● What this task involves
In the figure legend on SAA1(58–104) and CXCL8 in neutrophil activation, why are some results marked with a dagger instead of asterisks? Answer in one to three sentences.

● Source extract
==========

SAA1(58–104) cooperates with CXCL8 in neutrophil activation. (A) Neutrophils were treated with buffer, CXCL8 (5, 12.5, or 25 ng/ml), SAA1(58–104) (300 or 3,000 ng/ml), or a combination of CXCL8 and SAA1(58–104). Data from 8 to 16 independent experiments are expressed as the net percentage of blebbed plus elongated neutrophils ± SEM. Statistically significant differences compared with controls and statistically significant cooperation, determined by the Wilcoxon Sum Rank test, are indicated by asterisks (*p = 0.05; **p < 0.01; and ***p < 0.001) or by a dagger (p < 0.05), respectively. (B) Bright field pictures (40× magnification; scale bar 10 µm) illustrating the shape change of neutrophils after stimulation with buffer, SAA1(58–104) (3,000 ng/ml), CXCL8 (5 ng/ml), or the combination of SAA1(58–104) (3,000 ng/ml) and CXCL8 (5 ng/ml).

==========

● Supplied material
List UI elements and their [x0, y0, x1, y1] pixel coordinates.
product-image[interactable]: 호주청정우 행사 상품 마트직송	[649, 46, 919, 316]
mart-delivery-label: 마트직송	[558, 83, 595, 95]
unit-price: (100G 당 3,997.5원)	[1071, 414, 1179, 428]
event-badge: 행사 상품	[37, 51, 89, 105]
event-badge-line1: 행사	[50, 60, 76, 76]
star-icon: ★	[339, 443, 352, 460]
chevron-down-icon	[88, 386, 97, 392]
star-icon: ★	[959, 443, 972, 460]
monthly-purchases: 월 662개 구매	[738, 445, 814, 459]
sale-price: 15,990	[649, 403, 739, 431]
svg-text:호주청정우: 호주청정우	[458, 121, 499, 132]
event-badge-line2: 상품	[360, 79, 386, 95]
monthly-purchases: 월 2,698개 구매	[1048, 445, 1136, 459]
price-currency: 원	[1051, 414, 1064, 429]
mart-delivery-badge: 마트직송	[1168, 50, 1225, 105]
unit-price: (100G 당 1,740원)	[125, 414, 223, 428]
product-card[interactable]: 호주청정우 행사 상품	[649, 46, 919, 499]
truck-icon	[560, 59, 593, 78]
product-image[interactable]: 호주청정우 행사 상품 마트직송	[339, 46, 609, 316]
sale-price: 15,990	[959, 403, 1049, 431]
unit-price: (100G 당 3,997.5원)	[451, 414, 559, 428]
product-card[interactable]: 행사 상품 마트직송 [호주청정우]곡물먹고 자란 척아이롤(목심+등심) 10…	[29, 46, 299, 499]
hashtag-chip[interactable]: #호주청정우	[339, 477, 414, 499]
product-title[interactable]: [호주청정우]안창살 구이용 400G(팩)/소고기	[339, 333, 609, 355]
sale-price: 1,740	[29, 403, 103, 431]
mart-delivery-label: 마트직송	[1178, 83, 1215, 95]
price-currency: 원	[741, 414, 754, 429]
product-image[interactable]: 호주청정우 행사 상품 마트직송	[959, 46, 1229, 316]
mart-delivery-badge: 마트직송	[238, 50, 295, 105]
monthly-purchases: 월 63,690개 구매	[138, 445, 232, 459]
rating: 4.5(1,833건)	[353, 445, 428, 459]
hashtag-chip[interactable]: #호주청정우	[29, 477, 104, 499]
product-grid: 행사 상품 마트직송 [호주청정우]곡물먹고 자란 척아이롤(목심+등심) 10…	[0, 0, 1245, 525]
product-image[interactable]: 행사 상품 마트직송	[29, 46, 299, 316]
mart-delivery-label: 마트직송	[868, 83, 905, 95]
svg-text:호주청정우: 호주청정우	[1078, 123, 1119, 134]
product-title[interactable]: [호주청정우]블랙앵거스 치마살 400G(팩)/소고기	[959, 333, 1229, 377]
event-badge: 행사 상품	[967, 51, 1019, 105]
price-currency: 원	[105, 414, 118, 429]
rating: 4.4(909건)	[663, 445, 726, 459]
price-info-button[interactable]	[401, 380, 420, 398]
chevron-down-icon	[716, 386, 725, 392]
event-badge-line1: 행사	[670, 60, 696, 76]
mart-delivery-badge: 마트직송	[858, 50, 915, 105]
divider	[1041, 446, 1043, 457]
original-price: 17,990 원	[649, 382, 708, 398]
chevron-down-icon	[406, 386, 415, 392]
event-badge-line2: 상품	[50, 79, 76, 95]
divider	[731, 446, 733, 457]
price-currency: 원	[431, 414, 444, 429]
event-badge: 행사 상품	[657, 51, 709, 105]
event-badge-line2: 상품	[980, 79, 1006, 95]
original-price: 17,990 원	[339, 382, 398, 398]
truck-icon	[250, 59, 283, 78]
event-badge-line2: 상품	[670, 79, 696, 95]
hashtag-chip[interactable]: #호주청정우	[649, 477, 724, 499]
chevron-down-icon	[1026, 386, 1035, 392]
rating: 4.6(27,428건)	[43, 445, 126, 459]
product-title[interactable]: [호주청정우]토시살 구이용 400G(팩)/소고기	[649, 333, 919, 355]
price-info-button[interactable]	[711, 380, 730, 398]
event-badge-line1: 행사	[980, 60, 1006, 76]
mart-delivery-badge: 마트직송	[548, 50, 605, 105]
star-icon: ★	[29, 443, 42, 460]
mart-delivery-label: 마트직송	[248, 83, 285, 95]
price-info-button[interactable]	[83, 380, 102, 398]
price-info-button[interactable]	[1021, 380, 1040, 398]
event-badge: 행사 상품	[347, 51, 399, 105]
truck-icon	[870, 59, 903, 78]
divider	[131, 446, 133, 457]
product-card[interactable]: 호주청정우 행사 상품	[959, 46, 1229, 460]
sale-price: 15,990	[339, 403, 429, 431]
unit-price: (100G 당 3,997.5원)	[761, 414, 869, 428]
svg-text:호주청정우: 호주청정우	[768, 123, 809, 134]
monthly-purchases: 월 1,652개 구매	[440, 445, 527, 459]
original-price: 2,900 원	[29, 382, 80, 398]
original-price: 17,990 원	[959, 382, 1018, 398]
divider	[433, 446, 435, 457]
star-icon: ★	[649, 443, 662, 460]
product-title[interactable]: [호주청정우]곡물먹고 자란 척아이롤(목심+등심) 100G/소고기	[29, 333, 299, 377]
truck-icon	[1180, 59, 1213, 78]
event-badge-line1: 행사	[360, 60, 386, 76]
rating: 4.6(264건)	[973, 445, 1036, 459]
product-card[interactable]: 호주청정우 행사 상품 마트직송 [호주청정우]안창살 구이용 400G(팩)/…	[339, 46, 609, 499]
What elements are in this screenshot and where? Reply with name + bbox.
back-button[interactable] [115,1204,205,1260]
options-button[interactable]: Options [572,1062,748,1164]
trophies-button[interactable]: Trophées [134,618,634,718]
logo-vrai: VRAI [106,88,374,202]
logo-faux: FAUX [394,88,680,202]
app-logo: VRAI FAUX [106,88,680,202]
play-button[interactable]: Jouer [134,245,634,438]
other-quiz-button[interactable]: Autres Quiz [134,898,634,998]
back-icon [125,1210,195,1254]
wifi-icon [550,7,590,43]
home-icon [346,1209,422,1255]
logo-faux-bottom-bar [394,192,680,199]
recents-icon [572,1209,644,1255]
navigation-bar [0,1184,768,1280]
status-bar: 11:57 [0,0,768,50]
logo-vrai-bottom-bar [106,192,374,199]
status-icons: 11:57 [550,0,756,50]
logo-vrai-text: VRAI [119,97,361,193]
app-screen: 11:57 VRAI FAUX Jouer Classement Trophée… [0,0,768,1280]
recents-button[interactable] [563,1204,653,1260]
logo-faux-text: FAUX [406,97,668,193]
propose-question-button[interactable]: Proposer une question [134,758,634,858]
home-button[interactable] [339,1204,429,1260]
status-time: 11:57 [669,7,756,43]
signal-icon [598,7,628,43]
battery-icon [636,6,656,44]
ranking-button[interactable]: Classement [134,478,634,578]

==========

● Result below
The two marks show different kinds of statistical significance, both determined by the Wilcoxon Sum Rank test. Asterisks mark significant differences compared with controls. A dagger (p < 0.05) marks significant cooperation between CXCL8 and SAA1(58–104).